- STATED GOAL: The records should be repeated word for word, pictures excluded.

[Dataset items]
· · · ·

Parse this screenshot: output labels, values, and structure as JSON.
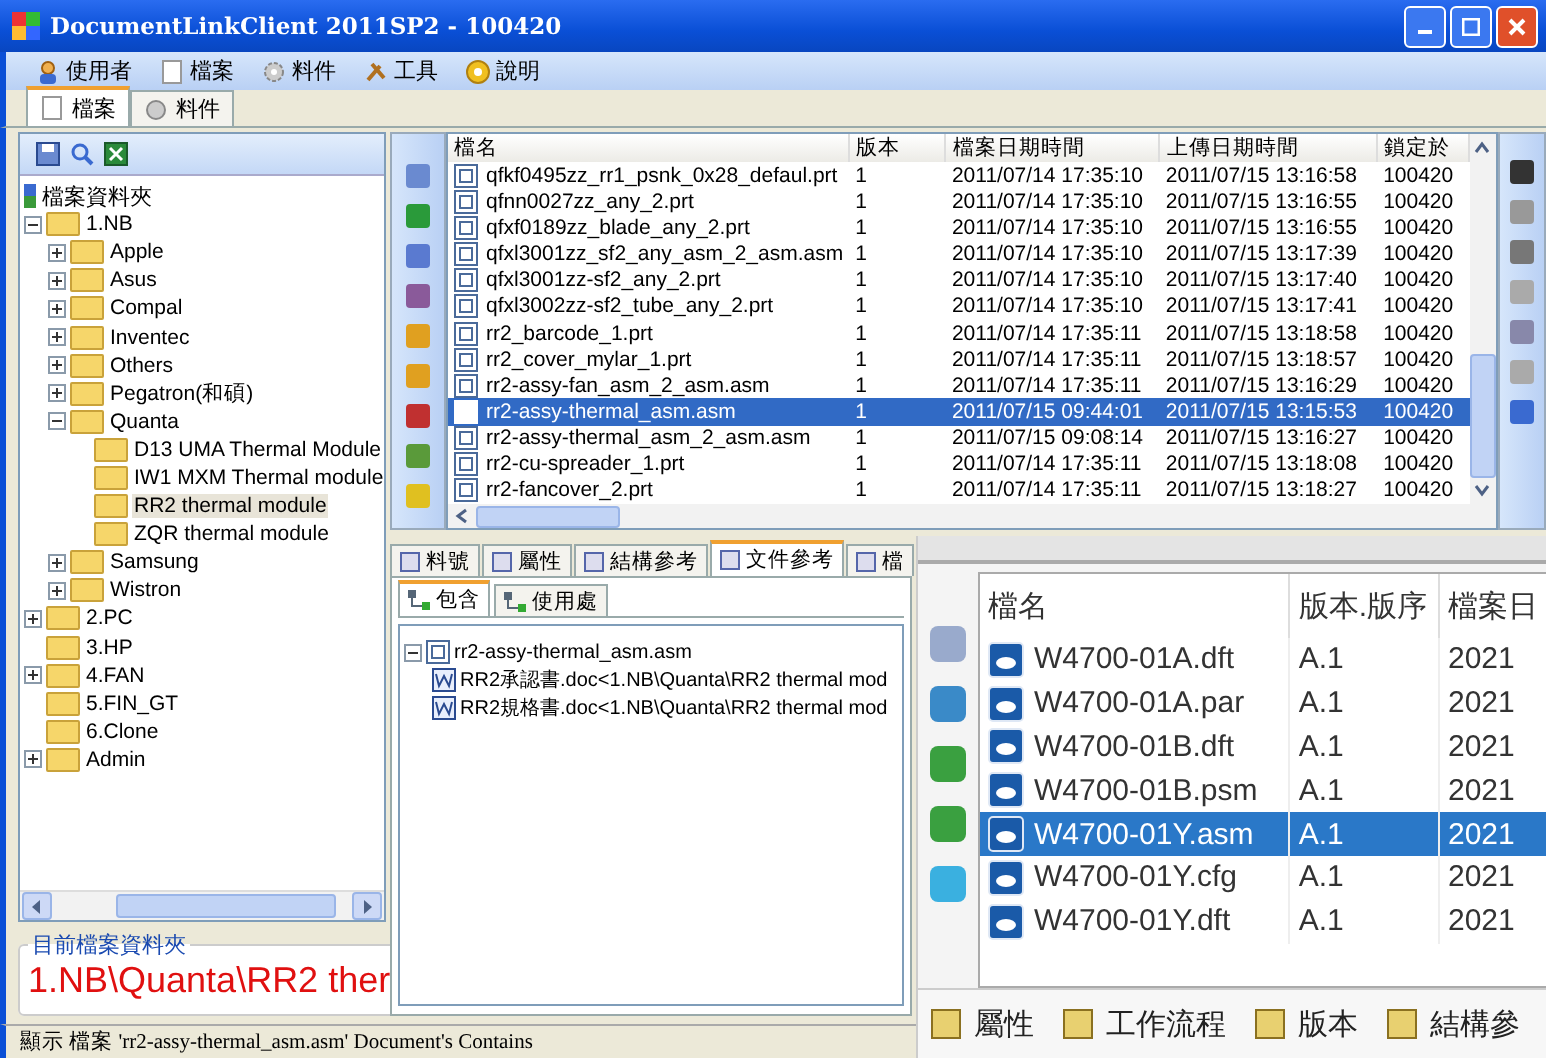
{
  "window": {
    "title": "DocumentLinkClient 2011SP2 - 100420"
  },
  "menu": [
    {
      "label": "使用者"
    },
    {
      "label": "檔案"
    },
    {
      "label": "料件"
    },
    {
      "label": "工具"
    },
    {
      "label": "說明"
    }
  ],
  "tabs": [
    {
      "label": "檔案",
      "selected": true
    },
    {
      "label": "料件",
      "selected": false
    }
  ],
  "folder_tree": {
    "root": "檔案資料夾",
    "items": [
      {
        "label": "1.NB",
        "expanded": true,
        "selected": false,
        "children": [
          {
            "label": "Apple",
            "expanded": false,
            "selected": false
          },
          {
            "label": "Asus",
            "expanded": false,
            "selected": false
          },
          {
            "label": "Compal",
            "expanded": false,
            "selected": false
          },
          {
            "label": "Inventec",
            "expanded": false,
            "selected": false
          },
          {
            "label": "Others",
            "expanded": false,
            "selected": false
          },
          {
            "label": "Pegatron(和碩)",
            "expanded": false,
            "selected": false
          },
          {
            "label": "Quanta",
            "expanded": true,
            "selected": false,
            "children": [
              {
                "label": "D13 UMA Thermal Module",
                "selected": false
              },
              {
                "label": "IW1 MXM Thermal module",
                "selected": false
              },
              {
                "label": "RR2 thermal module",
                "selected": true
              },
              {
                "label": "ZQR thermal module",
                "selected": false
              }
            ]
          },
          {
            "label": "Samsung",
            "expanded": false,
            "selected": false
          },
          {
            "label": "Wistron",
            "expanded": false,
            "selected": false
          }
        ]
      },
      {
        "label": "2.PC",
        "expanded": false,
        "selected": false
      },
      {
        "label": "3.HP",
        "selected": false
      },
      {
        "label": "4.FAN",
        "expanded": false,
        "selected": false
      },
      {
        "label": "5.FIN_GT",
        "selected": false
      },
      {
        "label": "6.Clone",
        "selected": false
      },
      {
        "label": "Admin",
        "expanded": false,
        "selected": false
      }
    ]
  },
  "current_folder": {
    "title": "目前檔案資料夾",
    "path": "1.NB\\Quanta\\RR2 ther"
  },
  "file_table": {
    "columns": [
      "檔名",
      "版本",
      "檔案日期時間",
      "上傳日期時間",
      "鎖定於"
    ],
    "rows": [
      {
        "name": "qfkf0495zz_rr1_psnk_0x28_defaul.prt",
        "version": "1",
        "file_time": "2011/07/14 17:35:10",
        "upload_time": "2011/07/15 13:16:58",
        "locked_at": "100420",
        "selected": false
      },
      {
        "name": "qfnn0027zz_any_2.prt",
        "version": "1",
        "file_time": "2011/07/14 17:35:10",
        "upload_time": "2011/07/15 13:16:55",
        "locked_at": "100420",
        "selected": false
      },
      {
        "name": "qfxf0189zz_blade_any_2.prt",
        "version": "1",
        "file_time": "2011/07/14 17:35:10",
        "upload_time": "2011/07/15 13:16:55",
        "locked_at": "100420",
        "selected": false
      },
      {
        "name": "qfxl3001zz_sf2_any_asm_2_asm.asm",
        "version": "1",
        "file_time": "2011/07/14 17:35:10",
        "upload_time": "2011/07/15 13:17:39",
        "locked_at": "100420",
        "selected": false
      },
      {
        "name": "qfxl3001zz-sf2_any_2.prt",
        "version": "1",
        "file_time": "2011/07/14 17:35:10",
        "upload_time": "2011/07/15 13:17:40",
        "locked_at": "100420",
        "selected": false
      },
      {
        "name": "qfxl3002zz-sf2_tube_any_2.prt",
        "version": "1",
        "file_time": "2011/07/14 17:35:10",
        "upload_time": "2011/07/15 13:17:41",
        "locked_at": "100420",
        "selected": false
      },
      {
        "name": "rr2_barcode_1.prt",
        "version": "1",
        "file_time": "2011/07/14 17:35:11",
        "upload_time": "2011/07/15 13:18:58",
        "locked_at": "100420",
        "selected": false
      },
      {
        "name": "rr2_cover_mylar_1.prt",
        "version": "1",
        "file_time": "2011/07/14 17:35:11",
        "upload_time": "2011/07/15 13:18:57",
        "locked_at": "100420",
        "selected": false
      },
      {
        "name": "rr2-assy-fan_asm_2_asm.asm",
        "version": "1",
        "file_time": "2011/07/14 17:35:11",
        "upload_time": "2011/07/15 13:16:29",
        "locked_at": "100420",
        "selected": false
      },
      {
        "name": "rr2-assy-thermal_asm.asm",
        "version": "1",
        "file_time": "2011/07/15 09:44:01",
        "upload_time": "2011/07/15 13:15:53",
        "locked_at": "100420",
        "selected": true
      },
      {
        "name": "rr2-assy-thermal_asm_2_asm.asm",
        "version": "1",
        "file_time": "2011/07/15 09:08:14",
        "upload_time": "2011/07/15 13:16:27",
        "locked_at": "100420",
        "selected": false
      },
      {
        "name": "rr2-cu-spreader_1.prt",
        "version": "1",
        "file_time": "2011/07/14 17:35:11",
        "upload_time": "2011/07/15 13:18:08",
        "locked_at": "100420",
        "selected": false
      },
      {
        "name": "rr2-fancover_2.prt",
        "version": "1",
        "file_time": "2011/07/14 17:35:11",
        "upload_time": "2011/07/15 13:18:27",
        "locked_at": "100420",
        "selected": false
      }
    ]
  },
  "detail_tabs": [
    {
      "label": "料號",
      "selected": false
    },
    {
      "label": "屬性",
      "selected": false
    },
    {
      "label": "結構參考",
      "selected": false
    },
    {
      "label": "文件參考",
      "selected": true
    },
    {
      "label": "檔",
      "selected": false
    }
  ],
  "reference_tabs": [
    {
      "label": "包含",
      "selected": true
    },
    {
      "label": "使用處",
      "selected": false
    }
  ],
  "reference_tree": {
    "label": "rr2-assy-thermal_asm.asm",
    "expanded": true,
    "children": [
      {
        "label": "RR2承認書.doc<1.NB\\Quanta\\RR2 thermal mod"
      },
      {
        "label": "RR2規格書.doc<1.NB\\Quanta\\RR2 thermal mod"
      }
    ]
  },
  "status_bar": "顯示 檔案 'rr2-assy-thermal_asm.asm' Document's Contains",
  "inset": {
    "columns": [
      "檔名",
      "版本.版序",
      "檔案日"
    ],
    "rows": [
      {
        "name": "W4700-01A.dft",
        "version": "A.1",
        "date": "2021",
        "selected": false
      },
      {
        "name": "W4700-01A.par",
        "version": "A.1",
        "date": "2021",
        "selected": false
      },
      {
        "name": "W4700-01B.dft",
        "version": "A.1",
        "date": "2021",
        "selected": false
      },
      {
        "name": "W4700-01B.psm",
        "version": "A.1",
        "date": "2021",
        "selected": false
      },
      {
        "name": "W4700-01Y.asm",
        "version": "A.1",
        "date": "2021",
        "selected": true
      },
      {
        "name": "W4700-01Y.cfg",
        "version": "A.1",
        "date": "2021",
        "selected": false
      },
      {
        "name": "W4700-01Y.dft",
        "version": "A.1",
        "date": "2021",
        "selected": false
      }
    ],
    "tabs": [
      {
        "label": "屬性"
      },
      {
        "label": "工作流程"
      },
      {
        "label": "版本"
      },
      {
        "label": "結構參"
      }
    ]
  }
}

· · · ·

- TASK SOLUTION:
Parse this screenshot: output labels, values, and structure as JSON.
{
  "window": {
    "title": "DocumentLinkClient 2011SP2 - 100420"
  },
  "menu": [
    {
      "label": "使用者"
    },
    {
      "label": "檔案"
    },
    {
      "label": "料件"
    },
    {
      "label": "工具"
    },
    {
      "label": "說明"
    }
  ],
  "tabs": [
    {
      "label": "檔案",
      "selected": true
    },
    {
      "label": "料件",
      "selected": false
    }
  ],
  "folder_tree": {
    "root": "檔案資料夾",
    "items": [
      {
        "label": "1.NB",
        "expanded": true,
        "selected": false,
        "children": [
          {
            "label": "Apple",
            "expanded": false,
            "selected": false
          },
          {
            "label": "Asus",
            "expanded": false,
            "selected": false
          },
          {
            "label": "Compal",
            "expanded": false,
            "selected": false
          },
          {
            "label": "Inventec",
            "expanded": false,
            "selected": false
          },
          {
            "label": "Others",
            "expanded": false,
            "selected": false
          },
          {
            "label": "Pegatron(和碩)",
            "expanded": false,
            "selected": false
          },
          {
            "label": "Quanta",
            "expanded": true,
            "selected": false,
            "children": [
              {
                "label": "D13 UMA Thermal Module",
                "selected": false
              },
              {
                "label": "IW1 MXM Thermal module",
                "selected": false
              },
              {
                "label": "RR2 thermal module",
                "selected": true
              },
              {
                "label": "ZQR thermal module",
                "selected": false
              }
            ]
          },
          {
            "label": "Samsung",
            "expanded": false,
            "selected": false
          },
          {
            "label": "Wistron",
            "expanded": false,
            "selected": false
          }
        ]
      },
      {
        "label": "2.PC",
        "expanded": false,
        "selected": false
      },
      {
        "label": "3.HP",
        "selected": false
      },
      {
        "label": "4.FAN",
        "expanded": false,
        "selected": false
      },
      {
        "label": "5.FIN_GT",
        "selected": false
      },
      {
        "label": "6.Clone",
        "selected": false
      },
      {
        "label": "Admin",
        "expanded": false,
        "selected": false
      }
    ]
  },
  "current_folder": {
    "title": "目前檔案資料夾",
    "path": "1.NB\\Quanta\\RR2 ther"
  },
  "file_table": {
    "columns": [
      "檔名",
      "版本",
      "檔案日期時間",
      "上傳日期時間",
      "鎖定於"
    ],
    "rows": [
      {
        "name": "qfkf0495zz_rr1_psnk_0x28_defaul.prt",
        "version": "1",
        "file_time": "2011/07/14 17:35:10",
        "upload_time": "2011/07/15 13:16:58",
        "locked_at": "100420",
        "selected": false
      },
      {
        "name": "qfnn0027zz_any_2.prt",
        "version": "1",
        "file_time": "2011/07/14 17:35:10",
        "upload_time": "2011/07/15 13:16:55",
        "locked_at": "100420",
        "selected": false
      },
      {
        "name": "qfxf0189zz_blade_any_2.prt",
        "version": "1",
        "file_time": "2011/07/14 17:35:10",
        "upload_time": "2011/07/15 13:16:55",
        "locked_at": "100420",
        "selected": false
      },
      {
        "name": "qfxl3001zz_sf2_any_asm_2_asm.asm",
        "version": "1",
        "file_time": "2011/07/14 17:35:10",
        "upload_time": "2011/07/15 13:17:39",
        "locked_at": "100420",
        "selected": false
      },
      {
        "name": "qfxl3001zz-sf2_any_2.prt",
        "version": "1",
        "file_time": "2011/07/14 17:35:10",
        "upload_time": "2011/07/15 13:17:40",
        "locked_at": "100420",
        "selected": false
      },
      {
        "name": "qfxl3002zz-sf2_tube_any_2.prt",
        "version": "1",
        "file_time": "2011/07/14 17:35:10",
        "upload_time": "2011/07/15 13:17:41",
        "locked_at": "100420",
        "selected": false
      },
      {
        "name": "rr2_barcode_1.prt",
        "version": "1",
        "file_time": "2011/07/14 17:35:11",
        "upload_time": "2011/07/15 13:18:58",
        "locked_at": "100420",
        "selected": false
      },
      {
        "name": "rr2_cover_mylar_1.prt",
        "version": "1",
        "file_time": "2011/07/14 17:35:11",
        "upload_time": "2011/07/15 13:18:57",
        "locked_at": "100420",
        "selected": false
      },
      {
        "name": "rr2-assy-fan_asm_2_asm.asm",
        "version": "1",
        "file_time": "2011/07/14 17:35:11",
        "upload_time": "2011/07/15 13:16:29",
        "locked_at": "100420",
        "selected": false
      },
      {
        "name": "rr2-assy-thermal_asm.asm",
        "version": "1",
        "file_time": "2011/07/15 09:44:01",
        "upload_time": "2011/07/15 13:15:53",
        "locked_at": "100420",
        "selected": true
      },
      {
        "name": "rr2-assy-thermal_asm_2_asm.asm",
        "version": "1",
        "file_time": "2011/07/15 09:08:14",
        "upload_time": "2011/07/15 13:16:27",
        "locked_at": "100420",
        "selected": false
      },
      {
        "name": "rr2-cu-spreader_1.prt",
        "version": "1",
        "file_time": "2011/07/14 17:35:11",
        "upload_time": "2011/07/15 13:18:08",
        "locked_at": "100420",
        "selected": false
      },
      {
        "name": "rr2-fancover_2.prt",
        "version": "1",
        "file_time": "2011/07/14 17:35:11",
        "upload_time": "2011/07/15 13:18:27",
        "locked_at": "100420",
        "selected": false
      }
    ]
  },
  "detail_tabs": [
    {
      "label": "料號",
      "selected": false
    },
    {
      "label": "屬性",
      "selected": false
    },
    {
      "label": "結構參考",
      "selected": false
    },
    {
      "label": "文件參考",
      "selected": true
    },
    {
      "label": "檔",
      "selected": false
    }
  ],
  "reference_tabs": [
    {
      "label": "包含",
      "selected": true
    },
    {
      "label": "使用處",
      "selected": false
    }
  ],
  "reference_tree": {
    "label": "rr2-assy-thermal_asm.asm",
    "expanded": true,
    "children": [
      {
        "label": "RR2承認書.doc<1.NB\\Quanta\\RR2 thermal mod"
      },
      {
        "label": "RR2規格書.doc<1.NB\\Quanta\\RR2 thermal mod"
      }
    ]
  },
  "status_bar": "顯示 檔案 'rr2-assy-thermal_asm.asm' Document's Contains",
  "inset": {
    "columns": [
      "檔名",
      "版本.版序",
      "檔案日"
    ],
    "rows": [
      {
        "name": "W4700-01A.dft",
        "version": "A.1",
        "date": "2021",
        "selected": false
      },
      {
        "name": "W4700-01A.par",
        "version": "A.1",
        "date": "2021",
        "selected": false
      },
      {
        "name": "W4700-01B.dft",
        "version": "A.1",
        "date": "2021",
        "selected": false
      },
      {
        "name": "W4700-01B.psm",
        "version": "A.1",
        "date": "2021",
        "selected": false
      },
      {
        "name": "W4700-01Y.asm",
        "version": "A.1",
        "date": "2021",
        "selected": true
      },
      {
        "name": "W4700-01Y.cfg",
        "version": "A.1",
        "date": "2021",
        "selected": false
      },
      {
        "name": "W4700-01Y.dft",
        "version": "A.1",
        "date": "2021",
        "selected": false
      }
    ],
    "tabs": [
      {
        "label": "屬性"
      },
      {
        "label": "工作流程"
      },
      {
        "label": "版本"
      },
      {
        "label": "結構參"
      }
    ]
  }
}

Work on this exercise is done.